═══ Getoonde tekst ═══

Principe
De deeltijdse werknemer heeft recht op hetzelfde loon en op dezelfde voordelen als de voltijdse werknemer, zij het in verhouding tot zijn arbeidsregeling.
De deeltijdse werknemer die bijkomende uren verricht, heeft bovendien in sommige gevallen recht op overloon (zie verder).
Betaling van het loon in geval van deeltijdse variabele arbeidsregeling
Op het einde van elke betaalperiode heeft de deeltijdse werknemer recht op het loon dat overeenstemt met de in zijn arbeidsovereenkomst overeengekomen gemiddelde wekelijkse arbeidsduur.
Op het einde van de referteperiode (een kwartaal of een andere periode van maximum één jaar) of in geval van ontslag kunnen zich twee situaties voordoen:
De werknemer presteerde minder dan de overeengekomen gemiddelde wekelijkse arbeidsduur, vermenigvuldigd met het aantal weken
De werkgever mag niet raken aan het reeds aan de werknemer betaalde loon en hij mag evenmin het te veel betaalde aftrekken van het eventueel nog verschuldigde loon.
De werknemer heeft meer uren gepresteerd dan de gemiddelde wekelijkse arbeidsduur
Het nog niet betaalde loon moet hem voor alle gepresteerde uren worden uitbetaald.
Supplement voor bijkomende prestaties, gelijkgesteld met overuren
Bepaalde bijkomende prestaties van deeltijdse werknemers worden gelijkgesteld met overuren waarvoor een loontoeslag betaald moet worden.

═══ Aangeleverde gegevens ═══

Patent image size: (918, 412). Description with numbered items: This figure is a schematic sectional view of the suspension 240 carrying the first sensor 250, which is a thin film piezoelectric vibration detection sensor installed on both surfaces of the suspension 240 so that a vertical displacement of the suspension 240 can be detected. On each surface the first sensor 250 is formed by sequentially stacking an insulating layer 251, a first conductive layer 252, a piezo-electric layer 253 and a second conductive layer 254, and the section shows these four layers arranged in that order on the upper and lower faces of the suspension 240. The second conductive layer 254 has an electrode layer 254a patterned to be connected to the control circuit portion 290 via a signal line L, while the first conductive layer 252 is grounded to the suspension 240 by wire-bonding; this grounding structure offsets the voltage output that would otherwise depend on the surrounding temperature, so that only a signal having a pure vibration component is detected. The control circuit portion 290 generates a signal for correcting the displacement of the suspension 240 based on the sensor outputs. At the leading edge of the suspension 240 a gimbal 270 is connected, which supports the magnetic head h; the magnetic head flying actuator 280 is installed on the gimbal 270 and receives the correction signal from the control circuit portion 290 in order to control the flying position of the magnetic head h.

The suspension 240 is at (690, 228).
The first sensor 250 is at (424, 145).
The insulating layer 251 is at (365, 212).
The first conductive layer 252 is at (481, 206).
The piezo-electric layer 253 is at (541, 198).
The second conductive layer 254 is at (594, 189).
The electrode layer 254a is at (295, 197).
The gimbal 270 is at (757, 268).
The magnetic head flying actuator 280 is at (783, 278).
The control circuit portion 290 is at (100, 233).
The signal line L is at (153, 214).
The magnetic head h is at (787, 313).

═══
═══ Aangeleverde gegevens ═══

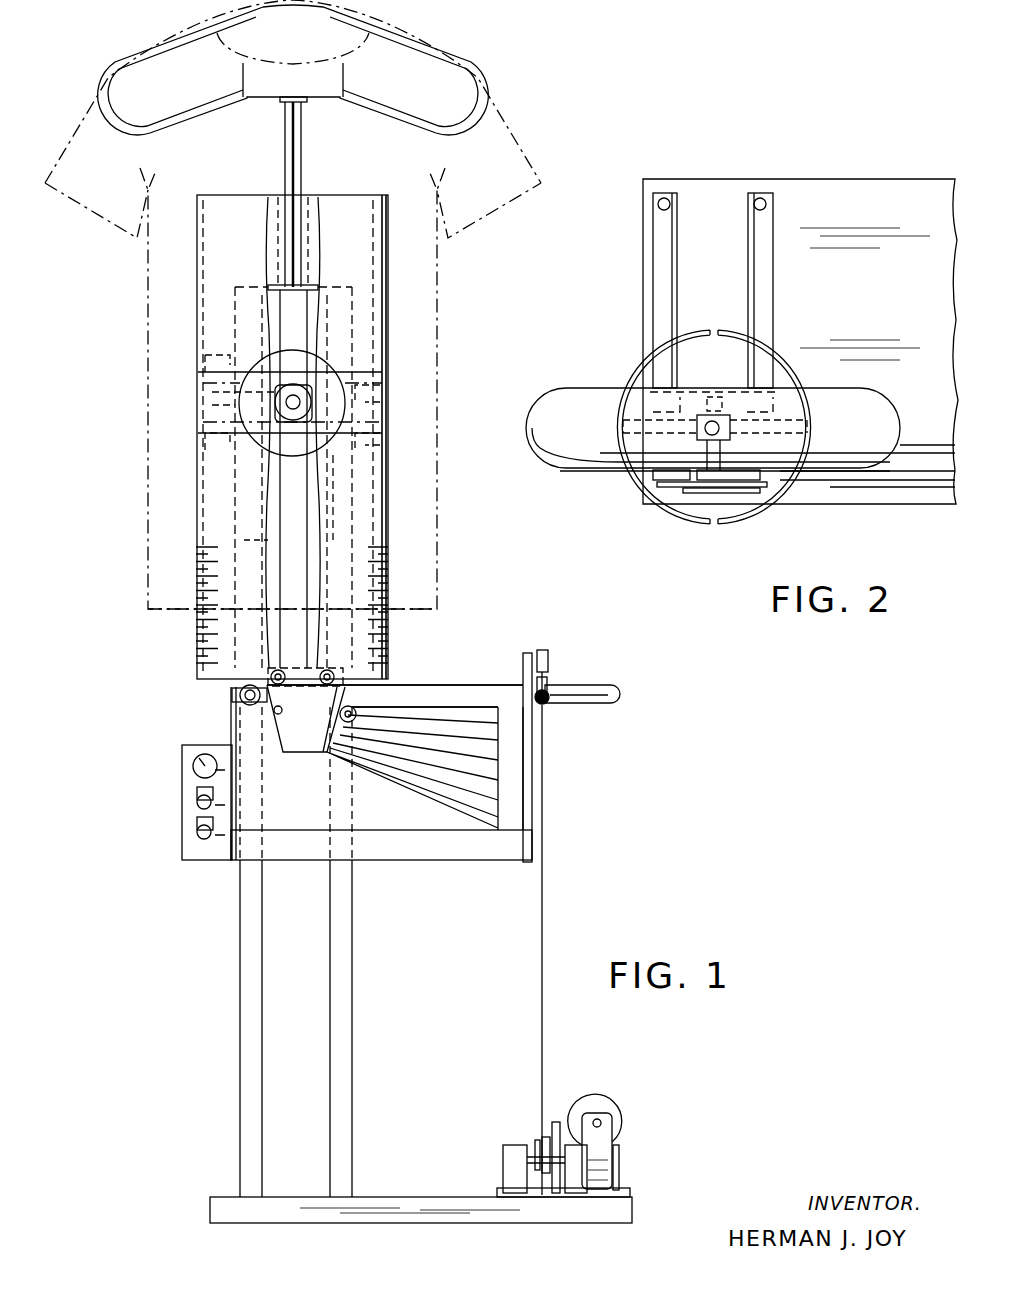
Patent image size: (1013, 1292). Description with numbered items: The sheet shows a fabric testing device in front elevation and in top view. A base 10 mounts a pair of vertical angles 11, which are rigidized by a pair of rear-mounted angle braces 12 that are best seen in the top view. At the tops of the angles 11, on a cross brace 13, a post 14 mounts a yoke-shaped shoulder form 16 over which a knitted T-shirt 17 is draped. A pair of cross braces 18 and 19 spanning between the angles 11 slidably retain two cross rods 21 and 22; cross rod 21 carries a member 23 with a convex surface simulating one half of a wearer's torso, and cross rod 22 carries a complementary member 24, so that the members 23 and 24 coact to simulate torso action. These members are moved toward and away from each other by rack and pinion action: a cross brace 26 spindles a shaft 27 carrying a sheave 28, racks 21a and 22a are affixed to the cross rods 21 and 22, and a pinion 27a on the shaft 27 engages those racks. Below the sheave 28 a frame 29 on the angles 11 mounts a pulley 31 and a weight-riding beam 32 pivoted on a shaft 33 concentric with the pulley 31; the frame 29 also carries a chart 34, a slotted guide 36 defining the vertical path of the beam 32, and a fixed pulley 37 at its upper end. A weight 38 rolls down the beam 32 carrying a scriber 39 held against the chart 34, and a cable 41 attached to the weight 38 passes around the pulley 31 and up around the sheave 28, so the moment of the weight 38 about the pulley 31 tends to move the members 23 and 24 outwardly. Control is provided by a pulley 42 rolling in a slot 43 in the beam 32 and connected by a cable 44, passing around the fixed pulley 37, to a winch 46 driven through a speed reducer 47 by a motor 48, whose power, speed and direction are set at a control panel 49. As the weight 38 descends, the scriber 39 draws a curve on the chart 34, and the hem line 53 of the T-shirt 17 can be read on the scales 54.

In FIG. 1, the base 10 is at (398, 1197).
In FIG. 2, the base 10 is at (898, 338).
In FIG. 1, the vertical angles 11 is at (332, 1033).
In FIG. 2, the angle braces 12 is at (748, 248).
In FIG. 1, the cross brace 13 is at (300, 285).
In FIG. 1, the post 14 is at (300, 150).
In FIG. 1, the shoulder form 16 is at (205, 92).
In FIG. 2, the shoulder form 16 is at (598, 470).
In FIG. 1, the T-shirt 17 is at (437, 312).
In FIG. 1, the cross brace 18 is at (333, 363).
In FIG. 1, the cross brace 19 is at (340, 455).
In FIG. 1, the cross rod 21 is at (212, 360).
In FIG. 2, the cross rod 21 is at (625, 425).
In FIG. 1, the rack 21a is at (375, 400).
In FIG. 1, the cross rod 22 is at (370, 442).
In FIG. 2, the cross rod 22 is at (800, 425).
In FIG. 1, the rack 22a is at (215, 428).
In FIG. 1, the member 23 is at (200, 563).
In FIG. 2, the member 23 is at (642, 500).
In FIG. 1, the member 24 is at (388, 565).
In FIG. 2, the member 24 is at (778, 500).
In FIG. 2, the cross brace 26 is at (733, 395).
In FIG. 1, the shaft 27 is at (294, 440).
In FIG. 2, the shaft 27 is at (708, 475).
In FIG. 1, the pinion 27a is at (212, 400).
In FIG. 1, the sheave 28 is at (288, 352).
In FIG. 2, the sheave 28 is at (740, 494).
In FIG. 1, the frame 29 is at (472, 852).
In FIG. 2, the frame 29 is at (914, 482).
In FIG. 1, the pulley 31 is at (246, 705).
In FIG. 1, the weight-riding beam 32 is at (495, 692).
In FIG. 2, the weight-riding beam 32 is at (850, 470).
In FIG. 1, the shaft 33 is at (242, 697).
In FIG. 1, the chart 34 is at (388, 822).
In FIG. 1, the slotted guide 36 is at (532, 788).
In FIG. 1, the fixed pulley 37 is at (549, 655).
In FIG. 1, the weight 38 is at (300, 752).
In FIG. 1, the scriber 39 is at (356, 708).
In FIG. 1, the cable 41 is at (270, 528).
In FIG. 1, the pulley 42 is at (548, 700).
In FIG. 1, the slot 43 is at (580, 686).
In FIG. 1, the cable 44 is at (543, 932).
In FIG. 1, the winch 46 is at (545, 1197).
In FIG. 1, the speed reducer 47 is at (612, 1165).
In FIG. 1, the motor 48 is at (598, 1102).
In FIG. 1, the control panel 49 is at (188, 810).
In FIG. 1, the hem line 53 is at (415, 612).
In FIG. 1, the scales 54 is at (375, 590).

═══

▸ Korte oefening: Zet de tekst over het loon van deeltijdse werknemers voort, aansluitend op de laatste zin.

▸ Resultaat oefening:
Deze loontoeslag bedraagt:
- 50% van het gewone loon voor de "overuren" die tijdens de week (de zaterdag inbegrepen) gepresteerd worden en
- 100% van het normale loon voor de "overuren" die op een zondag of een op een feestdag worden gepresteerd
De met overuren gelijkgestelde bijkomende uren (boven het krediet) geven evenwel geen aanleiding tot de toekenning van inhaalrust.
Er zijn drie gevallen waarbij het recht op overloon gecreëerd wordt:
- Bij een overeenkomst met vast werkrooster afgesloten om af te wijken van de minimale wekelijkse arbeidsgrens (1/3 van een voltijdse)
- Bij een vaste wekelijkse arbeidsregeling
- Bij een variabele wekelijkse arbeidsregeling
Overeenkomst met vast werkrooster afgesloten om af te wijken van de minimale wekelijkse arbeidsgrens (1/3 van een voltijdse)
Er kan afgeweken worden van de regel dat de wekelijkse arbeidsduur van een deeltijdse werknemer niet minder dan 1/3 van de arbeidsduur van een voltijds tewerkgestelde werknemer mag bedragen [1]. Dit kan via een geschreven overeenkomst met een vast werkrooster met dagelijkse arbeidsprestaties van ten minste 4 uur.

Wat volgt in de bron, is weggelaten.